** start Records for this exercise **
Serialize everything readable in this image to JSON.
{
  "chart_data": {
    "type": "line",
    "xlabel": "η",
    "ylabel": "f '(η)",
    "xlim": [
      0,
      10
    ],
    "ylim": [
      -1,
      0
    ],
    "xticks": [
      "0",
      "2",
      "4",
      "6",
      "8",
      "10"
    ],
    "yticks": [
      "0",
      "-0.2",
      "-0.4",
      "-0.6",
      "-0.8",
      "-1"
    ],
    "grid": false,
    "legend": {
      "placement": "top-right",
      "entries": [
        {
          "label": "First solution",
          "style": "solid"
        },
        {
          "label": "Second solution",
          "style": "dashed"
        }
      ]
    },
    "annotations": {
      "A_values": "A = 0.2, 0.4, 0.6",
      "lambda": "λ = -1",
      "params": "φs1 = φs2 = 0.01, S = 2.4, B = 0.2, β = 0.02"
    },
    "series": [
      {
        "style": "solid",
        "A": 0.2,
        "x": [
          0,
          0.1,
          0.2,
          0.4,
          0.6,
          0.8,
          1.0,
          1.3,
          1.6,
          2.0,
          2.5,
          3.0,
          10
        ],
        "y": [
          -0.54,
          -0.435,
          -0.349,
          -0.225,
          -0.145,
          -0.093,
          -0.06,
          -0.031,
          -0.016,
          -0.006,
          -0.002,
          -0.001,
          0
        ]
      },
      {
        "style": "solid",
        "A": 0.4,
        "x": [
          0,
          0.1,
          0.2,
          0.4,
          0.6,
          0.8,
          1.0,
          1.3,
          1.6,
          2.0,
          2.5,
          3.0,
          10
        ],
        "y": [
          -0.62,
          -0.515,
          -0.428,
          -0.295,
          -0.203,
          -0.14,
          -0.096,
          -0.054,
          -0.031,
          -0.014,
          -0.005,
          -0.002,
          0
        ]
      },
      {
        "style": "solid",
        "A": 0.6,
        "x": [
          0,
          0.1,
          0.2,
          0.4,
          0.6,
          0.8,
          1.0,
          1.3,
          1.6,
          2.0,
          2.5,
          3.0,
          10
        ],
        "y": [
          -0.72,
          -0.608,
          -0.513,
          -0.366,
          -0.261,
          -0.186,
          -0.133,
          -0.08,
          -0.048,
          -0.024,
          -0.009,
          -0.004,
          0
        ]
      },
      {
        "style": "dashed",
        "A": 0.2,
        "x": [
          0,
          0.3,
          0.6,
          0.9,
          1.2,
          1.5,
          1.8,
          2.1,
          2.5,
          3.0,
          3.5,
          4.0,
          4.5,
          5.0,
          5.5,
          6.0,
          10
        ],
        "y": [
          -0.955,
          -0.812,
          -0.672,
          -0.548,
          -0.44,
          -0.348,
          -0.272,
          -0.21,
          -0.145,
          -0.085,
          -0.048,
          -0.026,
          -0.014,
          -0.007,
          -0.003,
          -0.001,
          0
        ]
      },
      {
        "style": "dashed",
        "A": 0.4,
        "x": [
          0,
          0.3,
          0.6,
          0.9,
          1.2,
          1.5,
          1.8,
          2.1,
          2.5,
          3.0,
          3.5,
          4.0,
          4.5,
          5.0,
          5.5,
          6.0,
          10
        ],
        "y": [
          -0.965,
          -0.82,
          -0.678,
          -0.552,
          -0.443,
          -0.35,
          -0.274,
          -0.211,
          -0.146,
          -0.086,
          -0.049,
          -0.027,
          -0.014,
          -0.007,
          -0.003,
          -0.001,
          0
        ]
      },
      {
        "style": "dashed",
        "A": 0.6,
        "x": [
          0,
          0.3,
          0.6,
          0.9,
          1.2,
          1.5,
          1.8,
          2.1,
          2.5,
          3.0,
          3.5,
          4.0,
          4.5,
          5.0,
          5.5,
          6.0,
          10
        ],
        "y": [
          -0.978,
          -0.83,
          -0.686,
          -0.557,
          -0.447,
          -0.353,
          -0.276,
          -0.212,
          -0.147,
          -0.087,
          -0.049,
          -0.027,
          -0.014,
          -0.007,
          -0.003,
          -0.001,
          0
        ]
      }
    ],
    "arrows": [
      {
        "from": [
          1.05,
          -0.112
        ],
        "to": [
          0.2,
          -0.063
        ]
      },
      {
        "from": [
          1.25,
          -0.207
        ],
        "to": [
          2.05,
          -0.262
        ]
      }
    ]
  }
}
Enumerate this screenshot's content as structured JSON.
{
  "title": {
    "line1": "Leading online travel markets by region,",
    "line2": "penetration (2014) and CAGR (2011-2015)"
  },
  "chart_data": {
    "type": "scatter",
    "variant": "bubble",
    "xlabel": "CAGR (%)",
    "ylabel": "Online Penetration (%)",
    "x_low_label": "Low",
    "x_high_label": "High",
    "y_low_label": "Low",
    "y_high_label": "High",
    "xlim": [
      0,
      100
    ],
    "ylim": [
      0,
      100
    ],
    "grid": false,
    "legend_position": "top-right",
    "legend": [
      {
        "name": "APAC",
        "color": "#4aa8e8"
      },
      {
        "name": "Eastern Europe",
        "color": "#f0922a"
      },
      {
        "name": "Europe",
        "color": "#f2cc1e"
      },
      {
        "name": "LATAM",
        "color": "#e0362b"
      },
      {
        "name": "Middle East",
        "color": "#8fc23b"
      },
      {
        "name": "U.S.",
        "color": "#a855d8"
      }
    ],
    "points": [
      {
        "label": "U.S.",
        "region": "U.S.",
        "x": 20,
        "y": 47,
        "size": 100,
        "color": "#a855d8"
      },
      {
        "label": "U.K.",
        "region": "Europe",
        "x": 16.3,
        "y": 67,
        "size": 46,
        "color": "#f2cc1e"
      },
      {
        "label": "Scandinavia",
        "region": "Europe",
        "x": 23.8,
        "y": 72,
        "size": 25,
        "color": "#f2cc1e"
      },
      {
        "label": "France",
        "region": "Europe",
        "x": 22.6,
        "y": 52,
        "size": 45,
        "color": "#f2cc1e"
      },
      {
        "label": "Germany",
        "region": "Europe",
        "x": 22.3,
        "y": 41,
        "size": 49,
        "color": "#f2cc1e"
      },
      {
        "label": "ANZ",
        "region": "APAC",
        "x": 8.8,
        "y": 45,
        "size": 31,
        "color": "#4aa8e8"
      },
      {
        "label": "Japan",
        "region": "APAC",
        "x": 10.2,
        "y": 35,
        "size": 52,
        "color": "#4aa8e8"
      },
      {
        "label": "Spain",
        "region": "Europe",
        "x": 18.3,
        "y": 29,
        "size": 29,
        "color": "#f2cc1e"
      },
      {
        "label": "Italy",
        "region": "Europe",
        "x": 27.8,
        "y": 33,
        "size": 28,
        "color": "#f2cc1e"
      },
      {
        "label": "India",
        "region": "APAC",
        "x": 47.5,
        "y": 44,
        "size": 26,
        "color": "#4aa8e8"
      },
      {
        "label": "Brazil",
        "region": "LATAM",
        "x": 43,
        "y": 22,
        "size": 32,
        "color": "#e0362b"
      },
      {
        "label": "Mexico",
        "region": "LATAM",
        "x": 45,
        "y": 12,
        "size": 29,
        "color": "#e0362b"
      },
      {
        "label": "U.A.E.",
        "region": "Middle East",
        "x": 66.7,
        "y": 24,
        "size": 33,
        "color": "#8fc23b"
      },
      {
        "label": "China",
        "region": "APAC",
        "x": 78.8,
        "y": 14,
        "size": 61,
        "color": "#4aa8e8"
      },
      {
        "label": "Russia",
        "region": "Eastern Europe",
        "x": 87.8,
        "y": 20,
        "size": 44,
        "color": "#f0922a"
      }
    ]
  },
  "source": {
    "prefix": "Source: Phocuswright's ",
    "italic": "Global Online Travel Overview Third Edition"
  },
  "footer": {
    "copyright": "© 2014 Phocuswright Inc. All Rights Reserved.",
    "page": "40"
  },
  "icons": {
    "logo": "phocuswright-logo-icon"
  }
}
** end Records for this exercise **
**Directions:**
Search the data above for lines holding "name" and copy each of them.

**Exercise answer:**
        "name": "APAC",
        "name": "Eastern Europe",
        "name": "Europe",
        "name": "LATAM",
        "name": "Middle East",
        "name": "U.S.",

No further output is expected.